Would it be possible to write out each entry below exactly, without the pictures?
===============
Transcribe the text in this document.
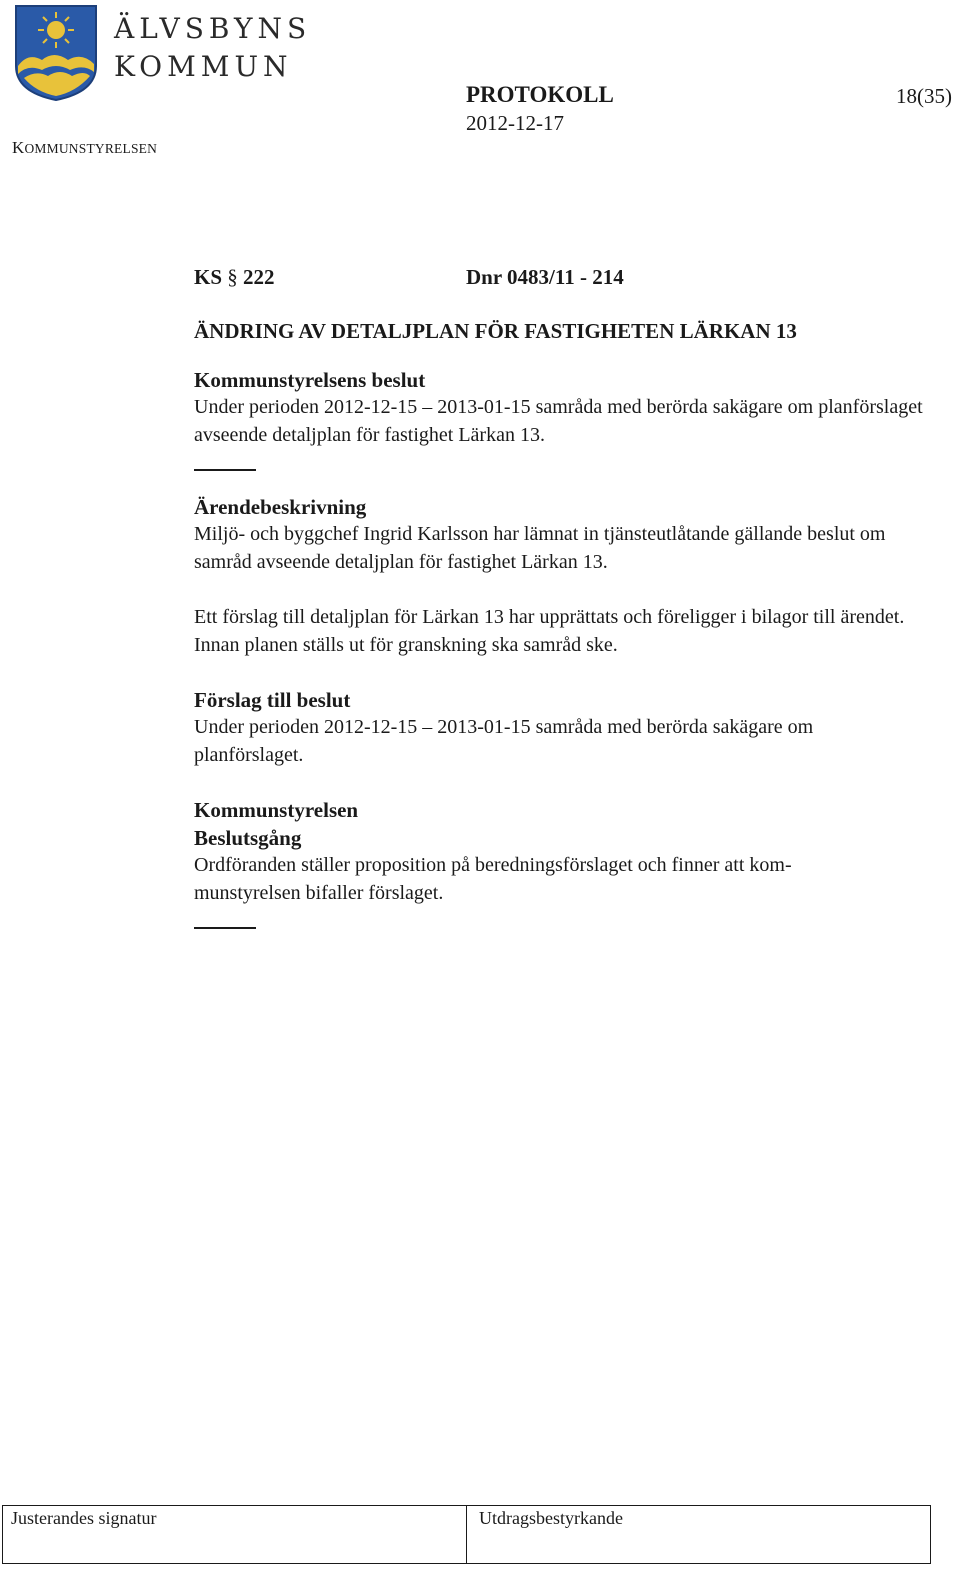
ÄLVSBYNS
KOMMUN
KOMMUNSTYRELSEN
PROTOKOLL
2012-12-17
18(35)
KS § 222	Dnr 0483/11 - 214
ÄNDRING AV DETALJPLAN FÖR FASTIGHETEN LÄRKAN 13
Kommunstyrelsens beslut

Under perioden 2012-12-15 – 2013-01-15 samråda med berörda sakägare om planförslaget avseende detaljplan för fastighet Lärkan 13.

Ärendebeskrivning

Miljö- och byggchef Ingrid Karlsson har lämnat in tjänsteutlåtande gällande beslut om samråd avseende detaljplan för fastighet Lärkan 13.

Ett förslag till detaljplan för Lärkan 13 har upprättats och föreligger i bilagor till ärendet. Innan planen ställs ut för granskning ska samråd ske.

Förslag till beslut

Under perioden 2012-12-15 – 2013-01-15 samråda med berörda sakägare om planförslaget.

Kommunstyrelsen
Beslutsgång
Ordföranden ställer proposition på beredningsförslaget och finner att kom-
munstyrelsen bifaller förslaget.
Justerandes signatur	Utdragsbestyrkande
===============
> **Full answer**
Transcribe the text in this document.
ÄLVSBYNS
KOMMUN
KOMMUNSTYRELSEN
PROTOKOLL
2012-12-17
18(35)
KS § 222	Dnr 0483/11 - 214
ÄNDRING AV DETALJPLAN FÖR FASTIGHETEN LÄRKAN 13
Kommunstyrelsens beslut

Under perioden 2012-12-15 – 2013-01-15 samråda med berörda sakägare om planförslaget avseende detaljplan för fastighet Lärkan 13.

Ärendebeskrivning

Miljö- och byggchef Ingrid Karlsson har lämnat in tjänsteutlåtande gällande beslut om samråd avseende detaljplan för fastighet Lärkan 13.

Ett förslag till detaljplan för Lärkan 13 har upprättats och föreligger i bilagor till ärendet. Innan planen ställs ut för granskning ska samråd ske.

Förslag till beslut

Under perioden 2012-12-15 – 2013-01-15 samråda med berörda sakägare om planförslaget.

Kommunstyrelsen
Beslutsgång
Ordföranden ställer proposition på beredningsförslaget och finner att kom-
munstyrelsen bifaller förslaget.
Justerandes signatur	Utdragsbestyrkande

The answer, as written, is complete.